(Items from a figure collection)
________
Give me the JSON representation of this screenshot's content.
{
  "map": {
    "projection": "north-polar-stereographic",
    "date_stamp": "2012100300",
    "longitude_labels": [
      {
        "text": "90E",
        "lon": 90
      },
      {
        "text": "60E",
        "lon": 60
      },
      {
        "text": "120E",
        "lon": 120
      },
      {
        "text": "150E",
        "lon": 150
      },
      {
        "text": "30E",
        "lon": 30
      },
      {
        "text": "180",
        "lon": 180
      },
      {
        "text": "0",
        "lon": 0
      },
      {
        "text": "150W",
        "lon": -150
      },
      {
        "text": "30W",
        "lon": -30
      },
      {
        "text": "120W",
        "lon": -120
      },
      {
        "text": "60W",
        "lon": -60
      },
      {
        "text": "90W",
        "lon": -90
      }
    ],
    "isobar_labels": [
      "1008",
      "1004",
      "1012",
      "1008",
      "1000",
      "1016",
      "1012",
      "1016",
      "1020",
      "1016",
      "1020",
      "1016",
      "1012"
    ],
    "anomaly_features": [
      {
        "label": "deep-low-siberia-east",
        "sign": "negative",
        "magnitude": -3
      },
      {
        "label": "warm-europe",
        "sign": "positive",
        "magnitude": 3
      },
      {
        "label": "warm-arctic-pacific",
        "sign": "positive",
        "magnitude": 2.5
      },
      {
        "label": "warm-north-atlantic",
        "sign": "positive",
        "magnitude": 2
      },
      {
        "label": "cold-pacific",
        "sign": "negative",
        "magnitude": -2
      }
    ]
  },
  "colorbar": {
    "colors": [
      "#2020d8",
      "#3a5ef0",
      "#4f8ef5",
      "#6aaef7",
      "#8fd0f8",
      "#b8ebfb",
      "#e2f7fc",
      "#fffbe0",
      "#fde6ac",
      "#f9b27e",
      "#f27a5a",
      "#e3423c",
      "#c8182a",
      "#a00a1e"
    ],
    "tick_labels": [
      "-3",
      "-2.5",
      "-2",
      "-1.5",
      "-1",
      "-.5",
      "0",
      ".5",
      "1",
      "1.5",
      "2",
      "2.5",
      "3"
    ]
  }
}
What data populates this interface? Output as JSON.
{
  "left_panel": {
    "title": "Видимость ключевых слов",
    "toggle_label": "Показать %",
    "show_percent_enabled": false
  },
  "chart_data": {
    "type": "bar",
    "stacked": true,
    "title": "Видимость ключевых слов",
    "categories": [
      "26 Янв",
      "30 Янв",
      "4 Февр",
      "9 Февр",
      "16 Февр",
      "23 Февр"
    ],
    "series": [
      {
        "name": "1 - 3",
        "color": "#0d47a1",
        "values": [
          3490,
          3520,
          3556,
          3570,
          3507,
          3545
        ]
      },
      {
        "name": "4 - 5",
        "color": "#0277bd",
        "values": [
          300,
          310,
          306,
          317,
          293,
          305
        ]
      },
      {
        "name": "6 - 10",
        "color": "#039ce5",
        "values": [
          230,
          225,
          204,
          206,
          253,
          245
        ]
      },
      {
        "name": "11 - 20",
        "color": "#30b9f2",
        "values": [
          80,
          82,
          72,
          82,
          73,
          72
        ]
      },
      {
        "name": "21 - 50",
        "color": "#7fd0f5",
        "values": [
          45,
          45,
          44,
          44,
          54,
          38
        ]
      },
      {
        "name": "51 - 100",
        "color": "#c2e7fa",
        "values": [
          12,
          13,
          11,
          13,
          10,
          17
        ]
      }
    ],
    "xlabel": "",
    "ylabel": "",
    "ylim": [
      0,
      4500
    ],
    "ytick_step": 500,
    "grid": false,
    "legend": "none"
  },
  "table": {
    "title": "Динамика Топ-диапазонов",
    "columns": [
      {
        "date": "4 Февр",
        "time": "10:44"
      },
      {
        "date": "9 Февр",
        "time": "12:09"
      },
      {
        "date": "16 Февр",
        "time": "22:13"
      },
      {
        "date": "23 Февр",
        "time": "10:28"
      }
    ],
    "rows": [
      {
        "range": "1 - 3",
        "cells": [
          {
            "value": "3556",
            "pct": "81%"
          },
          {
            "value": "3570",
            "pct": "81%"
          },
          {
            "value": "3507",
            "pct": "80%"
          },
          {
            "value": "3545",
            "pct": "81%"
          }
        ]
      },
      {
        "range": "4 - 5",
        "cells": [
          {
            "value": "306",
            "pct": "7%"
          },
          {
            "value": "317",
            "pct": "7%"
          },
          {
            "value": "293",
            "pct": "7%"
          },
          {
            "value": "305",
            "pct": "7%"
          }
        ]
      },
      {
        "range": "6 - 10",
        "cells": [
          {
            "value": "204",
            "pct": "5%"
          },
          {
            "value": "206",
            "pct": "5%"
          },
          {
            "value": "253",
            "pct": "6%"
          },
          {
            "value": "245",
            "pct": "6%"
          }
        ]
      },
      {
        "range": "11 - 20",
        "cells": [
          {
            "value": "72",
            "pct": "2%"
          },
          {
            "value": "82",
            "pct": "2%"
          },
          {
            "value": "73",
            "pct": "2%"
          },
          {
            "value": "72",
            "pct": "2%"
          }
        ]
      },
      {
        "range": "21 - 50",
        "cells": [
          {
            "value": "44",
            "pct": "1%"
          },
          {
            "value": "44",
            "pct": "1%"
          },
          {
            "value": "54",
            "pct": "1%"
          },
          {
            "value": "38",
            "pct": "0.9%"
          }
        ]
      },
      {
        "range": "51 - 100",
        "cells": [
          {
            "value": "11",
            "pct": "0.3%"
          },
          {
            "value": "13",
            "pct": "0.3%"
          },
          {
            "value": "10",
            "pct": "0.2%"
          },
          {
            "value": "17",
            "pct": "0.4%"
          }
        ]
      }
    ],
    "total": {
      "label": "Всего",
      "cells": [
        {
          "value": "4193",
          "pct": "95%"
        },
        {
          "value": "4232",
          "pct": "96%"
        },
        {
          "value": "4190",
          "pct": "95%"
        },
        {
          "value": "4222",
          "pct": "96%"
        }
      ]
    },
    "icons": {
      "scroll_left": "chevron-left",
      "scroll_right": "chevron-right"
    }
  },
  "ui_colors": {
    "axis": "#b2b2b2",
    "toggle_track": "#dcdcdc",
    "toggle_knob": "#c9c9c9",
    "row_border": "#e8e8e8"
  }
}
________
## Your task
Collect the complete line wherever the string "false" appears in the records.

## Exercise response
    "show_percent_enabled": false
    "grid": false,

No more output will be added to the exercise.